Restate the entire listing word for word.

DATA EXTRACT |
* * * * * * * * *
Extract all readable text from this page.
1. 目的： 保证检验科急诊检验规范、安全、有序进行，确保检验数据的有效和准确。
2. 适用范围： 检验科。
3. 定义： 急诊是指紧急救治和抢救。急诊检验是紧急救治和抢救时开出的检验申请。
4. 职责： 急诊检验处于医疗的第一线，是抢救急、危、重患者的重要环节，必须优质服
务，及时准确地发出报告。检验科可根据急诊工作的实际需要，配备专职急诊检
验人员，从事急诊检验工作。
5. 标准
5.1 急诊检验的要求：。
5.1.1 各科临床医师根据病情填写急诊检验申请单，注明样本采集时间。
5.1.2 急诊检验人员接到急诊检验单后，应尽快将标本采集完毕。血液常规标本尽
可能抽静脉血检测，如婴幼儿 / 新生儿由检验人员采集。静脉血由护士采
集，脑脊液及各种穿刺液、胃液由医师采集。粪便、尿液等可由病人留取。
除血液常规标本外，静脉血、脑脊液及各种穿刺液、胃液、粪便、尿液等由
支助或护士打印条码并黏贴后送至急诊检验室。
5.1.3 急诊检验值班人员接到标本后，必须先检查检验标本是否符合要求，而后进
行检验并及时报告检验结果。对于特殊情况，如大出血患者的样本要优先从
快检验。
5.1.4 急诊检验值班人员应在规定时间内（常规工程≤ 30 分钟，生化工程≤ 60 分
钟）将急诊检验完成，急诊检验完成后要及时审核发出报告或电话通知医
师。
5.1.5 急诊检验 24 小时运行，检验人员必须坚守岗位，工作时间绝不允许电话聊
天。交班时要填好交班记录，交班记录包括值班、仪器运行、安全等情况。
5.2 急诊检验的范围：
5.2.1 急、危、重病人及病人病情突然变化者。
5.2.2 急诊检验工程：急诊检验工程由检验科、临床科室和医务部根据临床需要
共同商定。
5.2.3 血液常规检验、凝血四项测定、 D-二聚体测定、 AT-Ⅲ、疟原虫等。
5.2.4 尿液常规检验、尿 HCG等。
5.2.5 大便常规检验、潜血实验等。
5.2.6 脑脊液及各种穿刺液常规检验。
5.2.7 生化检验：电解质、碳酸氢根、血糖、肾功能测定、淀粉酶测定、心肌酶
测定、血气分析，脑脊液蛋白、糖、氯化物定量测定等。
* * * * * * * * *
SOLUTION TO THIS PROBLEM |
Extract all readable text from this page.
1. 目的： 保证检验科急诊检验规范、安全、有序进行，确保检验数据的有效和准确。
2. 适用范围： 检验科。
3. 定义： 急诊是指紧急救治和抢救。急诊检验是紧急救治和抢救时开出的检验申请。
4. 职责： 急诊检验处于医疗的第一线，是抢救急、危、重患者的重要环节，必须优质服
务，及时准确地发出报告。检验科可根据急诊工作的实际需要，配备专职急诊检
验人员，从事急诊检验工作。
5. 标准
5.1 急诊检验的要求：。
5.1.1 各科临床医师根据病情填写急诊检验申请单，注明样本采集时间。
5.1.2 急诊检验人员接到急诊检验单后，应尽快将标本采集完毕。血液常规标本尽
可能抽静脉血检测，如婴幼儿 / 新生儿由检验人员采集。静脉血由护士采
集，脑脊液及各种穿刺液、胃液由医师采集。粪便、尿液等可由病人留取。
除血液常规标本外，静脉血、脑脊液及各种穿刺液、胃液、粪便、尿液等由
支助或护士打印条码并黏贴后送至急诊检验室。
5.1.3 急诊检验值班人员接到标本后，必须先检查检验标本是否符合要求，而后进
行检验并及时报告检验结果。对于特殊情况，如大出血患者的样本要优先从
快检验。
5.1.4 急诊检验值班人员应在规定时间内（常规工程≤ 30 分钟，生化工程≤ 60 分
钟）将急诊检验完成，急诊检验完成后要及时审核发出报告或电话通知医
师。
5.1.5 急诊检验 24 小时运行，检验人员必须坚守岗位，工作时间绝不允许电话聊
天。交班时要填好交班记录，交班记录包括值班、仪器运行、安全等情况。
5.2 急诊检验的范围：
5.2.1 急、危、重病人及病人病情突然变化者。
5.2.2 急诊检验工程：急诊检验工程由检验科、临床科室和医务部根据临床需要
共同商定。
5.2.3 血液常规检验、凝血四项测定、 D-二聚体测定、 AT-Ⅲ、疟原虫等。
5.2.4 尿液常规检验、尿 HCG等。
5.2.5 大便常规检验、潜血实验等。
5.2.6 脑脊液及各种穿刺液常规检验。
5.2.7 生化检验：电解质、碳酸氢根、血糖、肾功能测定、淀粉酶测定、心肌酶
测定、血气分析，脑脊液蛋白、糖、氯化物定量测定等。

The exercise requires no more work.